◆ **Text block**:
In [56]:
import numpy as np
import pandas as pd
from pandas import DataFrame, Series
import sqlite3 as db

## Problem Statement

Read the following data set:
https://archive.ics.uci.edu/ml/machine-learning-databases/adult/

In [57]:
df = pd.read_csv('https://archive.ics.uci.edu/ml/machine-learning-databases/adult/adult.data')

In [58]:
df.head()

Unnamed: 0,39,State-gov,77516,Bachelors,13,Never-married,Adm-clerical,Not-in-family,White,Male,2174,0,40,United-States,<=50K
0,50,Self-emp-not-inc,83311,Bachelors,13,Married-civ-spouse,Exec-managerial,Husband,White,Male,0,0,13,United-States,<=50K
1,38,Private,215646,HS-grad,9,Divorced,Handlers-cleaners,Not-in-family,White,Male,0,0,40,United-States,<=50K
2,53,Private,234721,11th,7,Married-civ-spouse,Handlers-cleaners,Husband,Black,Male,0,0,40,United-States,<=50K
3,28,Private,338409,Bachelors,13,Married-civ-spouse,Prof-specialty,Wife,Black,Female,0,0,40,Cuba,<=50K
4,37,Private,284582,Masters,14,Married-civ-spouse,Exec-managerial,Wife,White,Female,0,0,40,United-States,<=50K


## Rename Columns

Rename the columns as per the description from this file:
https://archive.ics.uci.edu/ml/machine-learning-databases/adult/adult.names

In [59]:
df.columns

Index(['39', ' State-gov', ' 77516', ' Bachelors', ' 13', ' Never-married',
       ' Adm-clerical', ' Not-in-family', ' White', ' Male', ' 2174', ' 0',
       ' 40', ' United-States', ' <=50K'],
      dtype='object')

◆ **Required action 1**: In the notebook above, which module is imported under the alias db?
◆ **Required action 2**: Reproduce the notebook above word for word, between "Rename the columns" and "dtype='object')", inclusive.

◆ **Study material**:
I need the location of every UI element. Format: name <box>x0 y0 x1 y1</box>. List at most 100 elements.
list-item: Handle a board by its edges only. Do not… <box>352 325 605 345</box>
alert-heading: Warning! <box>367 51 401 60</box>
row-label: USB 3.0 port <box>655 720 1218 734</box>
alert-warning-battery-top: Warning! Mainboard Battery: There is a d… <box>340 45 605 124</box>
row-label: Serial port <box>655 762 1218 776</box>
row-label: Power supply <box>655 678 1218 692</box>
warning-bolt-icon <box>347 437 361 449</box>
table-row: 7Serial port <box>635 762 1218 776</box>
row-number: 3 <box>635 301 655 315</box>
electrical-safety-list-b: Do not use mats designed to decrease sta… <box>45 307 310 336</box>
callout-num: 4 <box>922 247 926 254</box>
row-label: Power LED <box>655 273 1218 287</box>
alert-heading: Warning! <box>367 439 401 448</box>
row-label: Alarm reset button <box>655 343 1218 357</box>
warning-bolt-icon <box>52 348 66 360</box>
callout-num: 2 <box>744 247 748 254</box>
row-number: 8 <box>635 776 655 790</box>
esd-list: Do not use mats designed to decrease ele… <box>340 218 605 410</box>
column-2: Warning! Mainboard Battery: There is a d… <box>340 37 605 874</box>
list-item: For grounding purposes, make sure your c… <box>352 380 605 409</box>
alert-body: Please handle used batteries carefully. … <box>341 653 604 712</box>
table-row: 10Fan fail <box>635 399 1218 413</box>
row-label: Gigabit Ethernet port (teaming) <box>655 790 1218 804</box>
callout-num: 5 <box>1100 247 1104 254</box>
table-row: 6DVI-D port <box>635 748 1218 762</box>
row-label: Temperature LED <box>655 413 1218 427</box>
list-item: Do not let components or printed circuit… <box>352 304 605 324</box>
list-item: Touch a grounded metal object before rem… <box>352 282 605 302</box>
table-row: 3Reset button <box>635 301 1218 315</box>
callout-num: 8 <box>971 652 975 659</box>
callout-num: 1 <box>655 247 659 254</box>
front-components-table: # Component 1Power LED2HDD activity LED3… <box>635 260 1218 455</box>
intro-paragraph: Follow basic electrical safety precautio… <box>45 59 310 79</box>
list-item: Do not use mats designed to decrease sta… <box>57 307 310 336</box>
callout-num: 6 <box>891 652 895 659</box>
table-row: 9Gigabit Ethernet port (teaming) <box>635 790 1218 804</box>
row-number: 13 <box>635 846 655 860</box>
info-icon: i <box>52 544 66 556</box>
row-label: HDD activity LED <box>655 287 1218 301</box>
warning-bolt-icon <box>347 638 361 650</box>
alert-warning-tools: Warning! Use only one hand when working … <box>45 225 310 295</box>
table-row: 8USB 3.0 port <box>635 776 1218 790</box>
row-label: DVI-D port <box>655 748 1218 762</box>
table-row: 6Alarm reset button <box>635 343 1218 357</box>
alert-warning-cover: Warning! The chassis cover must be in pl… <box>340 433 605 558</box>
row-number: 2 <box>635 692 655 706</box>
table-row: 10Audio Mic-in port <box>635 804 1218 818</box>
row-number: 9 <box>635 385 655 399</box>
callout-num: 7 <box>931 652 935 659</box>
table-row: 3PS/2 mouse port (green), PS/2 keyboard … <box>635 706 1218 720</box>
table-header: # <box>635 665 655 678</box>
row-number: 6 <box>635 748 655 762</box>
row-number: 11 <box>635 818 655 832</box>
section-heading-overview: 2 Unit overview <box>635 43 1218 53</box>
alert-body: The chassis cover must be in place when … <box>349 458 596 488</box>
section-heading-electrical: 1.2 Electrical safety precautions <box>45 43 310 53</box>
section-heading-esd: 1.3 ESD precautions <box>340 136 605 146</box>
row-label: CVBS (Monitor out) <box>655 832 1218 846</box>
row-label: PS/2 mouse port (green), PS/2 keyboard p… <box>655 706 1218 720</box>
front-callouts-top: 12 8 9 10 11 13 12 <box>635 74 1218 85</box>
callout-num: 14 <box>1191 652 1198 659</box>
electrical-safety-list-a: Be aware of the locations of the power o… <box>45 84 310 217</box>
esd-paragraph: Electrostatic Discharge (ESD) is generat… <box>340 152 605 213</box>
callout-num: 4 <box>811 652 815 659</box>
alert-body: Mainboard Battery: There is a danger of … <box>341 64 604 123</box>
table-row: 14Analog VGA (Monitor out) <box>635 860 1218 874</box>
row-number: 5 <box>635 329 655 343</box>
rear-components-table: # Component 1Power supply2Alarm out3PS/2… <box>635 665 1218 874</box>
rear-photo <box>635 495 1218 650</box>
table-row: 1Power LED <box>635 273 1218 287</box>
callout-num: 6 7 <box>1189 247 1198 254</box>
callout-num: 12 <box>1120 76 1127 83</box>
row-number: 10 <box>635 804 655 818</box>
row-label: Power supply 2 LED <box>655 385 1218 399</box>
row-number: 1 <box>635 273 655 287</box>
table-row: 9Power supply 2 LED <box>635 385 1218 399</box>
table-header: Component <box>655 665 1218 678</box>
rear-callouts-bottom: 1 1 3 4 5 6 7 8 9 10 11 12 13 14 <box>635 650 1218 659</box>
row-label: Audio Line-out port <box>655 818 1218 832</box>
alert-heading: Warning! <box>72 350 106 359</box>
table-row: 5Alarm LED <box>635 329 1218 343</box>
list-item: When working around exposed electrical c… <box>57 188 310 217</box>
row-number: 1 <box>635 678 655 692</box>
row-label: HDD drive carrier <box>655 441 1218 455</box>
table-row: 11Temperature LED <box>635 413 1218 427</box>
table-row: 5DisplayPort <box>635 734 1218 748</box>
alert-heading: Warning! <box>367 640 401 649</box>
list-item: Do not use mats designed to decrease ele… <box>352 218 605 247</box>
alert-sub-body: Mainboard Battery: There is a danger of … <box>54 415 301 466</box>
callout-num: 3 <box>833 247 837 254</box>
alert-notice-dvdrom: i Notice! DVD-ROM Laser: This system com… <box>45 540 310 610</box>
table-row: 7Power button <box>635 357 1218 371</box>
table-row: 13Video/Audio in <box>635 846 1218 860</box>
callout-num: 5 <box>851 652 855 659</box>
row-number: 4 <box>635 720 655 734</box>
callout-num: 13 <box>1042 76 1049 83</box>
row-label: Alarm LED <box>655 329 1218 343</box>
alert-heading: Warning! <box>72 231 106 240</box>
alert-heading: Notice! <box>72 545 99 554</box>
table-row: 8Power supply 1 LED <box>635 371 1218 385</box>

◆ **Response 1**: sqlite3

◆ **Response 2**:
Rename the columns as per the description from this file:
https://archive.ics.uci.edu/ml/machine-learning-databases/adult/adult.names

In [59]:
df.columns

Index(['39', ' State-gov', ' 77516', ' Bachelors', ' 13', ' Never-married',
       ' Adm-clerical', ' Not-in-family', ' White', ' Male', ' 2174', ' 0',
       ' 40', ' United-States', ' <=50K'],
      dtype='object')